Figure collection entries:
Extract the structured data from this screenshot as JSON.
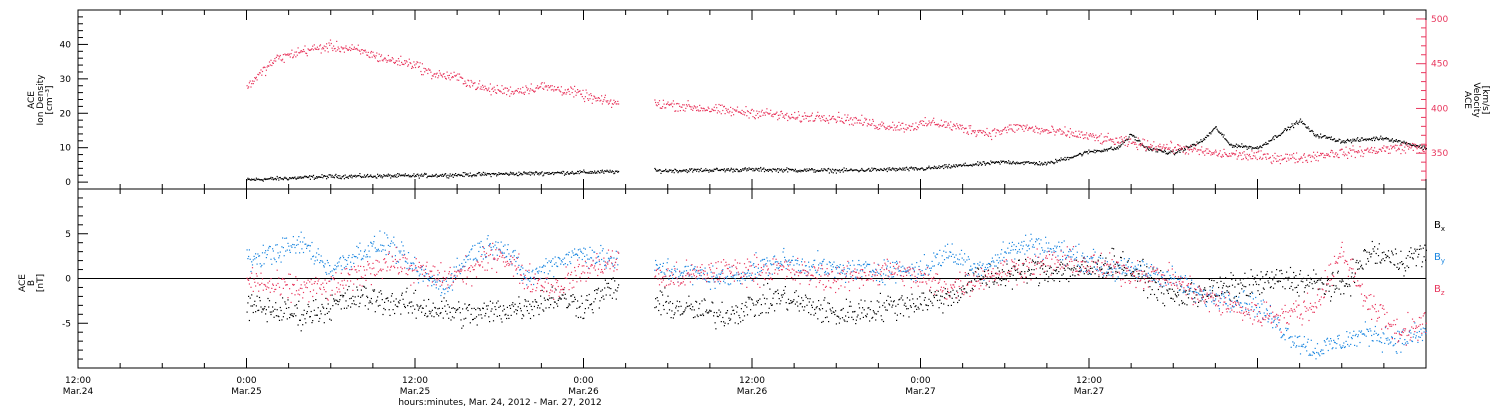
{
  "chart_data": [
    {
      "type": "scatter",
      "panel": "top",
      "ylabel_left": [
        "ACE",
        "Ion Density",
        "[cm⁻³]"
      ],
      "ylabel_right": [
        "ACE",
        "Velocity",
        "[km/s]"
      ],
      "ylim_left": [
        -2,
        50
      ],
      "ylim_right": [
        310,
        510
      ],
      "yticks_left": [
        0,
        10,
        20,
        30,
        40
      ],
      "yticks_right": [
        350,
        400,
        450,
        500
      ],
      "grid": false,
      "series": [
        {
          "axis": "left",
          "color": "#000000",
          "gaps": [
            [
              38.5,
              41.0
            ]
          ],
          "knots": [
            [
              12,
              0.8
            ],
            [
              18,
              1.8
            ],
            [
              24,
              2.0
            ],
            [
              30,
              2.5
            ],
            [
              36,
              3.0
            ],
            [
              42,
              3.5
            ],
            [
              48,
              3.8
            ],
            [
              54,
              3.5
            ],
            [
              60,
              4.0
            ],
            [
              66,
              6.0
            ],
            [
              69,
              5.5
            ],
            [
              72,
              9.0
            ],
            [
              74,
              10.0
            ],
            [
              75,
              14.0
            ],
            [
              76,
              10.0
            ],
            [
              78,
              8.5
            ],
            [
              80,
              12.0
            ],
            [
              81,
              16.0
            ],
            [
              82,
              11.0
            ],
            [
              84,
              10.0
            ],
            [
              87,
              18.0
            ],
            [
              88,
              14.0
            ],
            [
              90,
              12.0
            ],
            [
              93,
              13.0
            ],
            [
              95,
              11.0
            ],
            [
              96,
              10.0
            ]
          ],
          "noise": 0.5
        },
        {
          "axis": "right",
          "color": "#e8365d",
          "gaps": [
            [
              38.5,
              41.0
            ]
          ],
          "knots": [
            [
              12,
              425
            ],
            [
              13,
              440
            ],
            [
              14,
              455
            ],
            [
              16,
              465
            ],
            [
              18,
              470
            ],
            [
              20,
              465
            ],
            [
              22,
              455
            ],
            [
              24,
              450
            ],
            [
              25,
              440
            ],
            [
              27,
              435
            ],
            [
              29,
              422
            ],
            [
              31,
              420
            ],
            [
              33,
              425
            ],
            [
              35,
              420
            ],
            [
              37,
              410
            ],
            [
              38,
              407
            ],
            [
              42,
              405
            ],
            [
              46,
              398
            ],
            [
              49,
              395
            ],
            [
              51,
              390
            ],
            [
              53,
              392
            ],
            [
              55,
              388
            ],
            [
              57,
              382
            ],
            [
              59,
              380
            ],
            [
              61,
              385
            ],
            [
              63,
              378
            ],
            [
              65,
              373
            ],
            [
              67,
              380
            ],
            [
              69,
              375
            ],
            [
              71,
              372
            ],
            [
              73,
              366
            ],
            [
              75,
              362
            ],
            [
              77,
              358
            ],
            [
              79,
              355
            ],
            [
              81,
              350
            ],
            [
              83,
              348
            ],
            [
              85,
              346
            ],
            [
              87,
              345
            ],
            [
              89,
              350
            ],
            [
              91,
              352
            ],
            [
              93,
              355
            ],
            [
              95,
              358
            ],
            [
              96,
              355
            ]
          ],
          "noise": 5
        }
      ]
    },
    {
      "type": "scatter",
      "panel": "bottom",
      "ylabel_left": [
        "ACE",
        "B",
        "[nT]"
      ],
      "ylim": [
        -10,
        10
      ],
      "yticks": [
        -5,
        0,
        5
      ],
      "zero_line": true,
      "grid": false,
      "legend": [
        {
          "name": "Bx",
          "main": "B",
          "sub": "x",
          "color": "#000000"
        },
        {
          "name": "By",
          "main": "B",
          "sub": "y",
          "color": "#1a86e0"
        },
        {
          "name": "Bz",
          "main": "B",
          "sub": "z",
          "color": "#e8365d"
        }
      ],
      "legend_placement": "right",
      "series": [
        {
          "name": "Bx",
          "color": "#000000",
          "gaps": [
            [
              38.5,
              41.0
            ]
          ],
          "knots": [
            [
              12,
              -3
            ],
            [
              16,
              -4
            ],
            [
              20,
              -2
            ],
            [
              24,
              -3
            ],
            [
              28,
              -4
            ],
            [
              32,
              -3
            ],
            [
              34,
              -2
            ],
            [
              36,
              -3
            ],
            [
              38,
              -1
            ],
            [
              42,
              -3
            ],
            [
              46,
              -4
            ],
            [
              50,
              -2
            ],
            [
              54,
              -4
            ],
            [
              58,
              -3
            ],
            [
              62,
              -2
            ],
            [
              64,
              0
            ],
            [
              68,
              1
            ],
            [
              72,
              1
            ],
            [
              74,
              2
            ],
            [
              78,
              -2
            ],
            [
              82,
              -1
            ],
            [
              86,
              0
            ],
            [
              90,
              -1
            ],
            [
              92,
              3
            ],
            [
              94,
              2
            ],
            [
              96,
              3
            ]
          ],
          "noise": 1.3
        },
        {
          "name": "By",
          "color": "#1a86e0",
          "gaps": [
            [
              38.5,
              41.0
            ]
          ],
          "knots": [
            [
              12,
              2
            ],
            [
              14,
              3
            ],
            [
              16,
              4
            ],
            [
              18,
              1
            ],
            [
              20,
              3
            ],
            [
              22,
              4
            ],
            [
              24,
              1
            ],
            [
              26,
              -1
            ],
            [
              28,
              3
            ],
            [
              30,
              4
            ],
            [
              32,
              0
            ],
            [
              34,
              2
            ],
            [
              36,
              3
            ],
            [
              38,
              2
            ],
            [
              42,
              1
            ],
            [
              46,
              0
            ],
            [
              50,
              2
            ],
            [
              54,
              1
            ],
            [
              58,
              1
            ],
            [
              60,
              1
            ],
            [
              62,
              3
            ],
            [
              64,
              1
            ],
            [
              66,
              3
            ],
            [
              68,
              4
            ],
            [
              70,
              3
            ],
            [
              72,
              2
            ],
            [
              74,
              1
            ],
            [
              76,
              1
            ],
            [
              78,
              0
            ],
            [
              80,
              -2
            ],
            [
              82,
              -2
            ],
            [
              84,
              -3
            ],
            [
              86,
              -6
            ],
            [
              88,
              -8
            ],
            [
              90,
              -7
            ],
            [
              92,
              -6
            ],
            [
              94,
              -7
            ],
            [
              96,
              -6
            ]
          ],
          "noise": 1.1
        },
        {
          "name": "Bz",
          "color": "#e8365d",
          "gaps": [
            [
              38.5,
              41.0
            ]
          ],
          "knots": [
            [
              12,
              0
            ],
            [
              14,
              -1
            ],
            [
              18,
              -1
            ],
            [
              22,
              2
            ],
            [
              26,
              0
            ],
            [
              28,
              1
            ],
            [
              30,
              3
            ],
            [
              32,
              0
            ],
            [
              34,
              -1
            ],
            [
              36,
              1
            ],
            [
              38,
              2
            ],
            [
              42,
              0
            ],
            [
              46,
              1
            ],
            [
              50,
              1
            ],
            [
              54,
              0
            ],
            [
              58,
              1
            ],
            [
              62,
              -1
            ],
            [
              66,
              1
            ],
            [
              70,
              2
            ],
            [
              74,
              1
            ],
            [
              78,
              0
            ],
            [
              80,
              -2
            ],
            [
              82,
              -3
            ],
            [
              84,
              -4
            ],
            [
              86,
              -4
            ],
            [
              88,
              -3
            ],
            [
              90,
              3
            ],
            [
              92,
              -3
            ],
            [
              94,
              -6
            ],
            [
              96,
              -5
            ]
          ],
          "noise": 1.3
        }
      ]
    }
  ],
  "x_axis": {
    "range_hours": [
      0,
      96
    ],
    "ticks": [
      {
        "h": 0,
        "time": "12:00",
        "date": "Mar.24"
      },
      {
        "h": 12,
        "time": "0:00",
        "date": "Mar.25"
      },
      {
        "h": 24,
        "time": "12:00",
        "date": "Mar.25"
      },
      {
        "h": 36,
        "time": "0:00",
        "date": "Mar.26"
      },
      {
        "h": 48,
        "time": "12:00",
        "date": "Mar.26"
      },
      {
        "h": 60,
        "time": "0:00",
        "date": "Mar.27"
      },
      {
        "h": 72,
        "time": "12:00",
        "date": "Mar.27"
      }
    ],
    "xlabel": "hours:minutes, Mar. 24, 2012 - Mar. 27, 2012"
  }
}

## What is expected
What is the number of lines in these records that contain "color"? Reply with the number only.

## Right answer
8